[Stored records]
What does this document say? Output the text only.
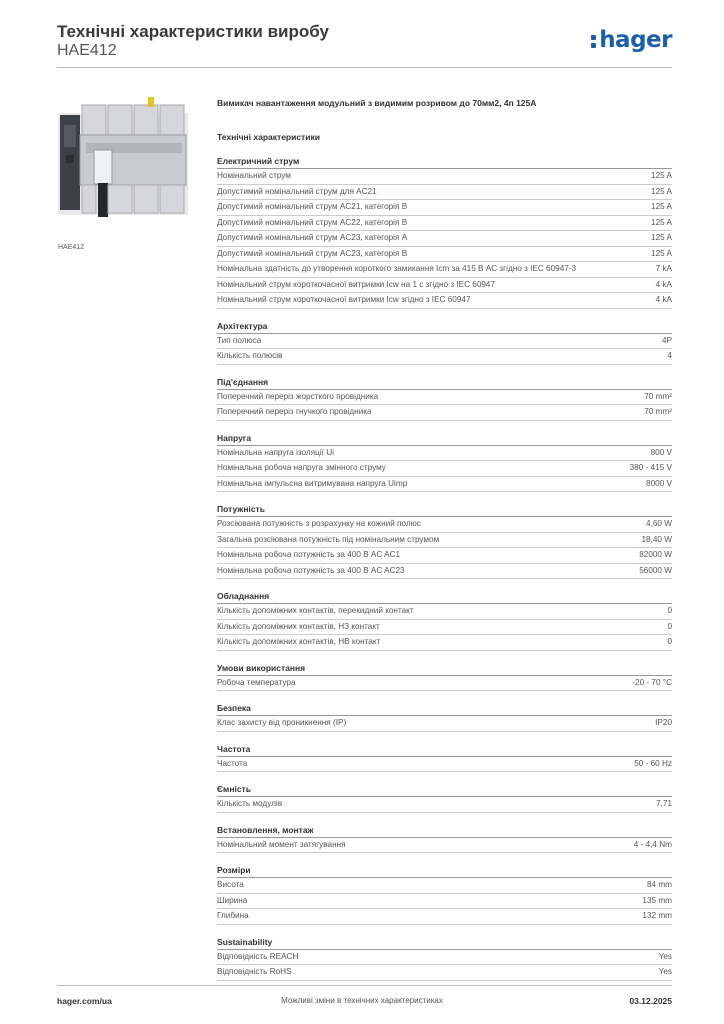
Технічні характеристики виробу
HAE412	hager
HAE412
Вимикач навантаження модульний з видимим розривом до 70мм2, 4п 125А
Технічні характеристики
Електричний струм
Номінальний струм	125 A
Допустимий номінальний струм для AC21	125 A
Допустимий номінальний струм AC21, категорія B	125 A
Допустимий номінальний струм AC22, категорія B	125 A
Допустимий номінальний струм AC23, категорія A	125 A
Допустимий номінальний струм AC23, категорія B	125 A
Номінальна здатність до утворення короткого замикання Icm за 415 В AC згідно з IEC 60947-3	7 kA
Номінальний струм короткочасної витримки Icw на 1 с згідно з IEC 60947	4 kA
Номінальний струм короткочасної витримки Icw згідно з IEC 60947	4 kA
Архітектура
Тип полюса	4P
Кількість полюсів	4
Під'єднання
Поперечний переріз жорсткого провідника	70 mm²
Поперечний переріз гнучкого провідника	70 mm²
Напруга
Номінальна напруга ізоляції Ui	800 V
Номінальна робоча напруга змінного струму	380 - 415 V
Номінальна імпульсна витримувана напруга Uimp	8000 V
Потужність
Розсіювана потужність з розрахунку на кожний полюс	4,60 W
Загальна розсіювана потужність під номінальним струмом	18,40 W
Номінальна робоча потужність за 400 В AC AC1	82000 W
Номінальна робоча потужність за 400 В AC AC23	56000 W
Обладнання
Кількість допоміжних контактів, перекидний контакт	0
Кількість допоміжних контактів, НЗ контакт	0
Кількість допоміжних контактів, НВ контакт	0
Умови використання
Робоча температура	-20 - 70 °C
Безпека
Клас захисту від проникнення (IP)	IP20
Частота
Частота	50 - 60 Hz
Ємність
Кількість модулів	7,71
Встановлення, монтаж
Номінальний момент затягування	4 - 4,4 Nm
Розміри
Висота	84 mm
Ширина	135 mm
Глибина	132 mm
Sustainability
Відповідність REACH	Yes
Відповідність RoHS	Yes
hager.com/ua	Можливі зміни в технічних характеристиках	03.12.2025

== WHAT TO WORK ON ==
Write out all the entries again, word for word, and print no images.

== CORRECT RESPONSE ==
What does this document say? Output the text only.
Технічні характеристики виробу
HAE412	hager
HAE412
Вимикач навантаження модульний з видимим розривом до 70мм2, 4п 125А
Технічні характеристики
Електричний струм
Номінальний струм	125 A
Допустимий номінальний струм для AC21	125 A
Допустимий номінальний струм AC21, категорія B	125 A
Допустимий номінальний струм AC22, категорія B	125 A
Допустимий номінальний струм AC23, категорія A	125 A
Допустимий номінальний струм AC23, категорія B	125 A
Номінальна здатність до утворення короткого замикання Icm за 415 В AC згідно з IEC 60947-3	7 kA
Номінальний струм короткочасної витримки Icw на 1 с згідно з IEC 60947	4 kA
Номінальний струм короткочасної витримки Icw згідно з IEC 60947	4 kA
Архітектура
Тип полюса	4P
Кількість полюсів	4
Під'єднання
Поперечний переріз жорсткого провідника	70 mm²
Поперечний переріз гнучкого провідника	70 mm²
Напруга
Номінальна напруга ізоляції Ui	800 V
Номінальна робоча напруга змінного струму	380 - 415 V
Номінальна імпульсна витримувана напруга Uimp	8000 V
Потужність
Розсіювана потужність з розрахунку на кожний полюс	4,60 W
Загальна розсіювана потужність під номінальним струмом	18,40 W
Номінальна робоча потужність за 400 В AC AC1	82000 W
Номінальна робоча потужність за 400 В AC AC23	56000 W
Обладнання
Кількість допоміжних контактів, перекидний контакт	0
Кількість допоміжних контактів, НЗ контакт	0
Кількість допоміжних контактів, НВ контакт	0
Умови використання
Робоча температура	-20 - 70 °C
Безпека
Клас захисту від проникнення (IP)	IP20
Частота
Частота	50 - 60 Hz
Ємність
Кількість модулів	7,71
Встановлення, монтаж
Номінальний момент затягування	4 - 4,4 Nm
Розміри
Висота	84 mm
Ширина	135 mm
Глибина	132 mm
Sustainability
Відповідність REACH	Yes
Відповідність RoHS	Yes
hager.com/ua	Можливі зміни в технічних характеристиках	03.12.2025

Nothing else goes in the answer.